══ ENTRIES

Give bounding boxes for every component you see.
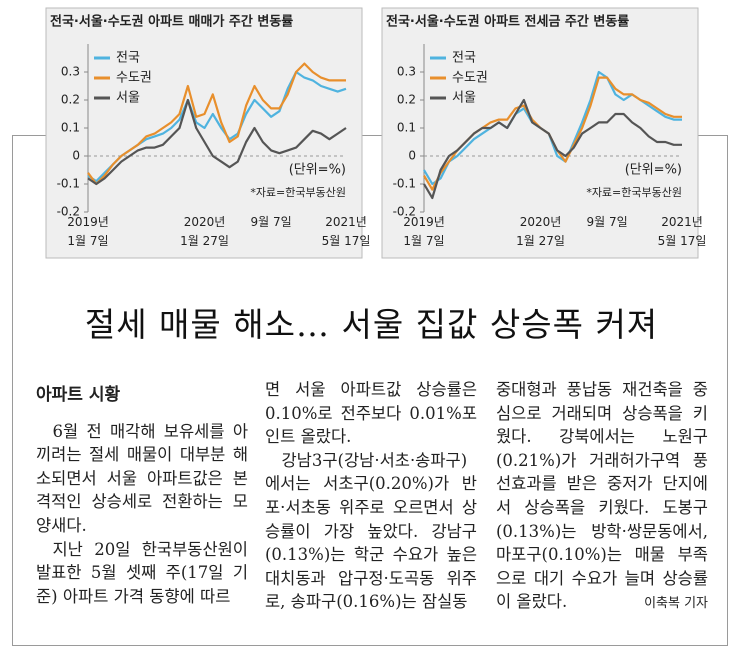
series-line: [87, 98, 347, 186]
article-frame: [12, 135, 728, 646]
y-tick-label: 0.2: [61, 93, 80, 107]
paragraph: 중대형과 풍납동 재건축을 중심으로 거래되며 상승폭을 키웠다. 강북에서는 …: [496, 380, 708, 612]
source-note: *자료=한국부동산원: [250, 186, 346, 199]
series-line: [423, 98, 682, 200]
x-tick-label: 2019년 1월 7일: [67, 215, 109, 248]
column: 중대형과 풍납동 재건축을 중심으로 거래되며 상승폭을 키웠다. 강북에서는 …: [496, 378, 708, 616]
y-tick-label: 0.1: [61, 121, 80, 135]
legend-label: 서울: [116, 91, 140, 106]
byline: 이축복 기자: [644, 595, 708, 611]
paragraph: 면 서울 아파트값 상승률은 0.10%로 전주보다 0.01%포인트 올랐다.: [265, 380, 477, 447]
legend-label: 수도권: [116, 71, 152, 86]
series-line: [87, 62, 346, 186]
y-tick-label: 0: [72, 149, 80, 163]
source-note: *자료=한국부동산원: [586, 186, 682, 199]
column: 면 서울 아파트값 상승률은 0.10%로 전주보다 0.01%포인트 올랐다.…: [265, 378, 477, 614]
legend-label: 서울: [452, 91, 476, 106]
legend-label: 전국: [452, 51, 476, 66]
x-tick-label: 9월 7일: [587, 215, 628, 229]
unit-note: (단위=%): [289, 163, 346, 178]
section-title: 아파트 시황: [36, 385, 121, 405]
y-tick-label: -0.1: [57, 177, 80, 191]
y-tick-label: 0: [408, 149, 416, 163]
y-tick-label: 0.2: [397, 93, 416, 107]
y-tick-label: 0.3: [61, 65, 80, 79]
y-tick-label: 0.3: [397, 65, 416, 79]
unit-note: (단위=%): [625, 163, 682, 178]
y-tick-label: -0.2: [57, 205, 80, 219]
x-tick-label: 9월 7일: [251, 215, 292, 229]
x-tick-label: 2021년 5월 17일: [322, 215, 371, 248]
chart-title: 전국·서울·수도권 아파트 매매가 주간 변동률: [50, 14, 293, 30]
x-tick-label: 2020년 1월 27일: [516, 215, 565, 248]
y-tick-label: -0.2: [393, 205, 416, 219]
y-tick-label: 0.1: [397, 121, 416, 135]
paragraph: 6월 전 매각해 보유세를 아끼려는 절세 매물이 대부분 해소되면서 서울 아…: [36, 421, 248, 535]
chart: 전국·서울·수도권 아파트 전세금 주간 변동률 -0.2 -0.1 0 0.1 0.2 0…: [381, 7, 707, 259]
chart-title: 전국·서울·수도권 아파트 전세금 주간 변동률: [386, 14, 629, 30]
legend-label: 전국: [116, 51, 140, 66]
x-tick-label: 2020년 1월 27일: [180, 215, 229, 248]
column: 아파트 시황 6월 전 매각해 보유세를 아끼려는 절세 매물이 대부분 해소되…: [36, 378, 248, 608]
legend-label: 수도권: [452, 71, 488, 86]
paragraph: 강남3구(강남·서초·송파구)에서는 서초구(0.20%)가 반포·서초동 위주…: [265, 450, 477, 612]
x-tick-label: 2021년 5월 17일: [658, 215, 707, 248]
headline: 절세 매물 해소… 서울 집값 상승폭 커져: [84, 305, 659, 344]
charts: 전국·서울·수도권 아파트 매매가 주간 변동률 -0.2 -0.1 0 0.1 0.2 0…: [45, 7, 707, 259]
y-tick-label: -0.1: [393, 177, 416, 191]
paragraph: 지난 20일 한국부동산원이 발표한 5월 셋째 주(17일 기준) 아파트 가…: [36, 539, 248, 606]
chart: 전국·서울·수도권 아파트 매매가 주간 변동률 -0.2 -0.1 0 0.1 0.2 0…: [45, 7, 371, 259]
x-tick-label: 2019년 1월 7일: [403, 215, 445, 248]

════

> _WHAT IS ASKED_
Convert all of the rows above into a Markdown table with the columns "No." and "Line," putting each line in its own table row and skipping blank lines. Leave the pictures out of the answer.

> _RESULT OF THIS EXERCISE_
| No. | Line |
|---|---|
| 1 | Give bounding boxes for every component you see. |
| 2 | series-line: [87, 98, 347, 186] |
| 3 | article-frame: [12, 135, 728, 646] |
| 4 | y-tick-label: 0.2: [61, 93, 80, 107] |
| 5 | paragraph: 중대형과 풍납동 재건축을 중심으로 거래되며 상승폭을 키웠다. 강북에서는 …: [496, 380, 708, 612] |
| 6 | source-note: *자료=한국부동산원: [250, 186, 346, 199] |
| 7 | series-line: [423, 98, 682, 200] |
| 8 | x-tick-label: 2019년 1월 7일: [67, 215, 109, 248] |
| 9 | column: 중대형과 풍납동 재건축을 중심으로 거래되며 상승폭을 키웠다. 강북에서는 …: [496, 378, 708, 616] |
| 10 | y-tick-label: 0.1: [61, 121, 80, 135] |
| 11 | legend-label: 서울: [116, 91, 140, 106] |
| 12 | byline: 이축복 기자: [644, 595, 708, 611] |
| 13 | paragraph: 면 서울 아파트값 상승률은 0.10%로 전주보다 0.01%포인트 올랐다.: [265, 380, 477, 447] |
| 14 | legend-label: 수도권: [116, 71, 152, 86] |
| 15 | series-line: [87, 62, 346, 186] |
| 16 | y-tick-label: 0: [72, 149, 80, 163] |
| 17 | source-note: *자료=한국부동산원: [586, 186, 682, 199] |
| 18 | column: 면 서울 아파트값 상승률은 0.10%로 전주보다 0.01%포인트 올랐다.…: [265, 378, 477, 614] |
| 19 | legend-label: 서울: [452, 91, 476, 106] |
| 20 | legend-label: 전국: [452, 51, 476, 66] |
| 21 | x-tick-label: 9월 7일: [587, 215, 628, 229] |
| 22 | unit-note: (단위=%): [289, 163, 346, 178] |
| 23 | section-title: 아파트 시황: [36, 385, 121, 405] |
| 24 | y-tick-label: -0.1: [57, 177, 80, 191] |
| 25 | y-tick-label: 0: [408, 149, 416, 163] |
| 26 | y-tick-label: 0.2: [397, 93, 416, 107] |
| 27 | y-tick-label: 0.3: [61, 65, 80, 79] |
| 28 | y-tick-label: 0.3: [397, 65, 416, 79] |
| 29 | unit-note: (단위=%): [625, 163, 682, 178] |
| 30 | y-tick-label: -0.2: [57, 205, 80, 219] |
| 31 | x-tick-label: 9월 7일: [251, 215, 292, 229] |
| 32 | x-tick-label: 2021년 5월 17일: [322, 215, 371, 248] |
| 33 | chart-title: 전국·서울·수도권 아파트 매매가 주간 변동률: [50, 14, 293, 30] |
| 34 | x-tick-label: 2020년 1월 27일: [516, 215, 565, 248] |
| 35 | y-tick-label: -0.2: [393, 205, 416, 219] |
| 36 | y-tick-label: 0.1: [397, 121, 416, 135] |
| 37 | paragraph: 6월 전 매각해 보유세를 아끼려는 절세 매물이 대부분 해소되면서 서울 아…: [36, 421, 248, 535] |
| 38 | chart: 전국·서울·수도권 아파트 전세금 주간 변동률 -0.2 -0.1 0 0.1 0.2 0…: [381, 7, 707, 259] |
| 39 | chart-title: 전국·서울·수도권 아파트 전세금 주간 변동률: [386, 14, 629, 30] |
| 40 | legend-label: 전국: [116, 51, 140, 66] |
| 41 | x-tick-label: 2020년 1월 27일: [180, 215, 229, 248] |
| 42 | column: 아파트 시황 6월 전 매각해 보유세를 아끼려는 절세 매물이 대부분 해소되…: [36, 378, 248, 608] |
| 43 | legend-label: 수도권: [452, 71, 488, 86] |
| 44 | paragraph: 강남3구(강남·서초·송파구)에서는 서초구(0.20%)가 반포·서초동 위주…: [265, 450, 477, 612] |
| 45 | x-tick-label: 2021년 5월 17일: [658, 215, 707, 248] |
| 46 | headline: 절세 매물 해소… 서울 집값 상승폭 커져: [84, 305, 659, 344] |
| 47 | charts: 전국·서울·수도권 아파트 매매가 주간 변동률 -0.2 -0.1 0 0.1 0.2 0…: [45, 7, 707, 259] |
| 48 | y-tick-label: -0.1: [393, 177, 416, 191] |
| 49 | paragraph: 지난 20일 한국부동산원이 발표한 5월 셋째 주(17일 기준) 아파트 가…: [36, 539, 248, 606] |
| 50 | chart: 전국·서울·수도권 아파트 매매가 주간 변동률 -0.2 -0.1 0 0.1 0.2 0…: [45, 7, 371, 259] |
| 51 | x-tick-label: 2019년 1월 7일: [403, 215, 445, 248] |